**** RECORDS TO USE
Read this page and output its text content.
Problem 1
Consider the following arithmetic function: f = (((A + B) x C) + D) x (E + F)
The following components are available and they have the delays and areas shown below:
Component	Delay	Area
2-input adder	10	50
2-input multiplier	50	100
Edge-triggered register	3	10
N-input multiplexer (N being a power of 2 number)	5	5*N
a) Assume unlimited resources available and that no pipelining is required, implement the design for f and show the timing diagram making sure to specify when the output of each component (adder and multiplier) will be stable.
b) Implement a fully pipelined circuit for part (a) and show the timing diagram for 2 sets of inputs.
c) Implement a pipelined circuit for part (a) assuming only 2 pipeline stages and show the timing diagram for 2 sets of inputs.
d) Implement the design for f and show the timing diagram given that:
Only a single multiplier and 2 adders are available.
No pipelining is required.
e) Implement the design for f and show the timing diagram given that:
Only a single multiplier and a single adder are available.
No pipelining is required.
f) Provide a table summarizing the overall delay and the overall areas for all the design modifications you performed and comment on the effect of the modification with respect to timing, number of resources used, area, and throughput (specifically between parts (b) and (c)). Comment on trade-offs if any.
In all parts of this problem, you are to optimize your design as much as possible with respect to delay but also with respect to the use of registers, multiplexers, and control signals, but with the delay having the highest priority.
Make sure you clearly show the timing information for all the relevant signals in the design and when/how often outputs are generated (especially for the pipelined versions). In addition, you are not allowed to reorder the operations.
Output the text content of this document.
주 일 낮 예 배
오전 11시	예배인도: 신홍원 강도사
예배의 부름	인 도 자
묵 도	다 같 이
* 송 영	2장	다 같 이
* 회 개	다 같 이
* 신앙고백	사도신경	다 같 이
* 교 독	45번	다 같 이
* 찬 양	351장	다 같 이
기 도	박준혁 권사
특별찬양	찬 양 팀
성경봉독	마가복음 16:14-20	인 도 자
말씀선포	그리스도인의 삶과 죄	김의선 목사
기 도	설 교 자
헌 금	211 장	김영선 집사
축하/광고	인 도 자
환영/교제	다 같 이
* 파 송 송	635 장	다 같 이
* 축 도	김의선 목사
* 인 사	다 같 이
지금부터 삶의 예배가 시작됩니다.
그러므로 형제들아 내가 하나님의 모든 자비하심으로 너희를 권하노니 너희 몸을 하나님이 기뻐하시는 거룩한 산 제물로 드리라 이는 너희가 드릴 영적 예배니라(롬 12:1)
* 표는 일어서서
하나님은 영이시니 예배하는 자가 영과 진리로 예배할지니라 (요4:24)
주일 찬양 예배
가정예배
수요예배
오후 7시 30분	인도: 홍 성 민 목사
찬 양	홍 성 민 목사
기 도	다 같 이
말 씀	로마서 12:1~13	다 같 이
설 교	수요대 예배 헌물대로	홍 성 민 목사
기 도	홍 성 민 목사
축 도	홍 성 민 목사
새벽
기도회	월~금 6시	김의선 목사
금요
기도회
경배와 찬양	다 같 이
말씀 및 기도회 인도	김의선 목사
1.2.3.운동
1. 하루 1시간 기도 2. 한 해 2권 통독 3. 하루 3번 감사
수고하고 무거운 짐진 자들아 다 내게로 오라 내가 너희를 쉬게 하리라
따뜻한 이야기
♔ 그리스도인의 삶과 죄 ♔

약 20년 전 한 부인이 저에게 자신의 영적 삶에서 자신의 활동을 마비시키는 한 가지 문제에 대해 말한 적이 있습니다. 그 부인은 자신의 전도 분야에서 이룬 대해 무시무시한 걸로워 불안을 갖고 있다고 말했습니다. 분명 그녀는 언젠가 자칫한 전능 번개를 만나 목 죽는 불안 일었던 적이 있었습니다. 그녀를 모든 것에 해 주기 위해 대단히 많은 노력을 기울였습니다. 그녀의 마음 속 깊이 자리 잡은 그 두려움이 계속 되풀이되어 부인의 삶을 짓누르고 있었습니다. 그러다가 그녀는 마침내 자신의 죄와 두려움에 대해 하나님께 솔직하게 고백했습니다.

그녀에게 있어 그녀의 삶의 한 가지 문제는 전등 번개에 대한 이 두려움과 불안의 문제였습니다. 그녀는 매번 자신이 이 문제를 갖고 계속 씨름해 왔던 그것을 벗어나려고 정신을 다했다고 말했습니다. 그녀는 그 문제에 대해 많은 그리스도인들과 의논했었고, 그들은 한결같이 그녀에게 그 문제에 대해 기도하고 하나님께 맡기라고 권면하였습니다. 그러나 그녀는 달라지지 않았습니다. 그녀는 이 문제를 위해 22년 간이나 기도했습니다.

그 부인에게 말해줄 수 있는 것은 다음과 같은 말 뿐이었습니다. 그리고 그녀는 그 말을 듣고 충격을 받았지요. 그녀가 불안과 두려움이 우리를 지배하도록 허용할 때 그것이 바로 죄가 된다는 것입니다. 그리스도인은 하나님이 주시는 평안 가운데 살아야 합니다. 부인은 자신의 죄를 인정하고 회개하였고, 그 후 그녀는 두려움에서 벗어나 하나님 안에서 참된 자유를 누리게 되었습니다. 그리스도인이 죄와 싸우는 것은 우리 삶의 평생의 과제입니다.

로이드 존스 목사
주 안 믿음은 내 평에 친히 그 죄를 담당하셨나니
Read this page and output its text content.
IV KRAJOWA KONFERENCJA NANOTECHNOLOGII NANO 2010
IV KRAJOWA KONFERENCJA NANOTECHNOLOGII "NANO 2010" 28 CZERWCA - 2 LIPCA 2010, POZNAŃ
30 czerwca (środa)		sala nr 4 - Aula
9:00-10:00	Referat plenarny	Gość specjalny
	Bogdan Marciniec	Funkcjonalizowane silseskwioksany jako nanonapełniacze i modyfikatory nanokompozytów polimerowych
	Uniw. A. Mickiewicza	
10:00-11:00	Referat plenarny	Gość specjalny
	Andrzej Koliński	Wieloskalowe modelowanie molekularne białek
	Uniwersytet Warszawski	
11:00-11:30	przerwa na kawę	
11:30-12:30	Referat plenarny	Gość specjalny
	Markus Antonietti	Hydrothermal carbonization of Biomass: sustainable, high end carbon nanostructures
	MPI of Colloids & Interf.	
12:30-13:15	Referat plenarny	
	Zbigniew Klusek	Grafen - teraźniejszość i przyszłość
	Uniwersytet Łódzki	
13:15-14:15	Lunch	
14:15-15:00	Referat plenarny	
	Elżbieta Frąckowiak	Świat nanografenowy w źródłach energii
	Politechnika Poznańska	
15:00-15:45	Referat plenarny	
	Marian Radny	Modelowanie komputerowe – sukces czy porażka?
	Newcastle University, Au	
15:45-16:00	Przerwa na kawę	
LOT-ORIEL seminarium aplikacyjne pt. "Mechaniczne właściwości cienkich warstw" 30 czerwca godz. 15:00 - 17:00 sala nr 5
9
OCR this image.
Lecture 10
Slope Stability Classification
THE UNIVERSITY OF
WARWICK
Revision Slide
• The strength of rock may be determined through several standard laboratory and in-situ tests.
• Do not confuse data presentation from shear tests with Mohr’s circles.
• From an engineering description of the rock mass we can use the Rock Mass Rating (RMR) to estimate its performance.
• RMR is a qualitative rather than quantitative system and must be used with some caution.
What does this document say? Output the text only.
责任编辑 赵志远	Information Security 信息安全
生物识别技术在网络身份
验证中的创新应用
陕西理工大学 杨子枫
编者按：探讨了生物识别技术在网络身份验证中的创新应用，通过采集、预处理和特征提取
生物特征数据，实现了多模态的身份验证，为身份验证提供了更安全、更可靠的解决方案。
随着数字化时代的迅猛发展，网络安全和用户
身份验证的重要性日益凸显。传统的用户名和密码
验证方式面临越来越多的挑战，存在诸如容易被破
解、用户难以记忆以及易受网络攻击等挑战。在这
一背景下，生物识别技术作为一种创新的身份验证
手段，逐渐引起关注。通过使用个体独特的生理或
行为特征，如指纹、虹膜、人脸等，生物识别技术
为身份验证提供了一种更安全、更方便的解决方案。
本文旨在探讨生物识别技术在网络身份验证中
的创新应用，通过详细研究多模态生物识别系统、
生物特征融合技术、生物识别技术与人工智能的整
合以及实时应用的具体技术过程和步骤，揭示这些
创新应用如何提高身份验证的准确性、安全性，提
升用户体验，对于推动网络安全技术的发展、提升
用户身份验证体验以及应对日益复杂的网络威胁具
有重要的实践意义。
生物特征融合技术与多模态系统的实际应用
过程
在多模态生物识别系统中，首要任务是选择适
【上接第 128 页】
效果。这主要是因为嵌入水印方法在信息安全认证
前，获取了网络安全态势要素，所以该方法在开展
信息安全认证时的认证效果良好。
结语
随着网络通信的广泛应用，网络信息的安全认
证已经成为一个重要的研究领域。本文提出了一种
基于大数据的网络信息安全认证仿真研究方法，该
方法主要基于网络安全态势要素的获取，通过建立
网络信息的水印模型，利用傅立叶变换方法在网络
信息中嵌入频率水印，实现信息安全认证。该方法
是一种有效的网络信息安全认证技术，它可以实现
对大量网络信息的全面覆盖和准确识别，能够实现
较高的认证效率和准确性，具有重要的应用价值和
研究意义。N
********
• REQUIRED TASK: Report how many lines of the data hold the string "Gość"; give only the number.

• SOLUTION TO THIS PROBLEM: 3